+++ Supplied information +++

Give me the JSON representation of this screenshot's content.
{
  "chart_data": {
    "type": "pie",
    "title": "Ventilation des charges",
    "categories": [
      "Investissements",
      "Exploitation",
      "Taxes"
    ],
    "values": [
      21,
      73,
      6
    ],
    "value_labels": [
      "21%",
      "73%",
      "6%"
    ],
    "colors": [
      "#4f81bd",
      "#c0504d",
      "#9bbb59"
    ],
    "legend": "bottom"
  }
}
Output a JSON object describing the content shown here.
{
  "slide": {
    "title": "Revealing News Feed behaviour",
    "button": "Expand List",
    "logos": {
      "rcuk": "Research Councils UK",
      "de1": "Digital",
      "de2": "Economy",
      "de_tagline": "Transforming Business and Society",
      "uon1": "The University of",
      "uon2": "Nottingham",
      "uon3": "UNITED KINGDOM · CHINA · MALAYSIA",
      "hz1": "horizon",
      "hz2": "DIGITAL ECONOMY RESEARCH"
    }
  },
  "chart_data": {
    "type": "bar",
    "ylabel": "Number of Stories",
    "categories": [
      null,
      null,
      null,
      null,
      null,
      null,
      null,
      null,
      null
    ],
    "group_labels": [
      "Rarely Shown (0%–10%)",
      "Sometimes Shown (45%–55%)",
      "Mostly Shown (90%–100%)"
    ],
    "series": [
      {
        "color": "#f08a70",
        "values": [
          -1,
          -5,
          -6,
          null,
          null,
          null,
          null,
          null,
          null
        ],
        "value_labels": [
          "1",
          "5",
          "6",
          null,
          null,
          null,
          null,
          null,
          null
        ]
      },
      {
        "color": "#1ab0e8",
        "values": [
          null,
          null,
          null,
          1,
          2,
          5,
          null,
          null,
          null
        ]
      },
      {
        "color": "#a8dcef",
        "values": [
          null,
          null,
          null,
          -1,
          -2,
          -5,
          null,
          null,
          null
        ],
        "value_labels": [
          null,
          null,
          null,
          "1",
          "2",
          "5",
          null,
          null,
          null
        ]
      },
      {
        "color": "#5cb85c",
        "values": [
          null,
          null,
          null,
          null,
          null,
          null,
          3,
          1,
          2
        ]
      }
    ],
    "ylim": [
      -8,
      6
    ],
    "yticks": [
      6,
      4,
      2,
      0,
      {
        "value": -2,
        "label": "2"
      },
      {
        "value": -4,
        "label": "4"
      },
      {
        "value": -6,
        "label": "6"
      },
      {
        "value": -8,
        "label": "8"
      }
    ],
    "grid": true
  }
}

+++

To do: Return each line of the data that contains the string "title".

Response below:
    "title": "Ventilation des charges",
    "title": "Revealing News Feed behaviour",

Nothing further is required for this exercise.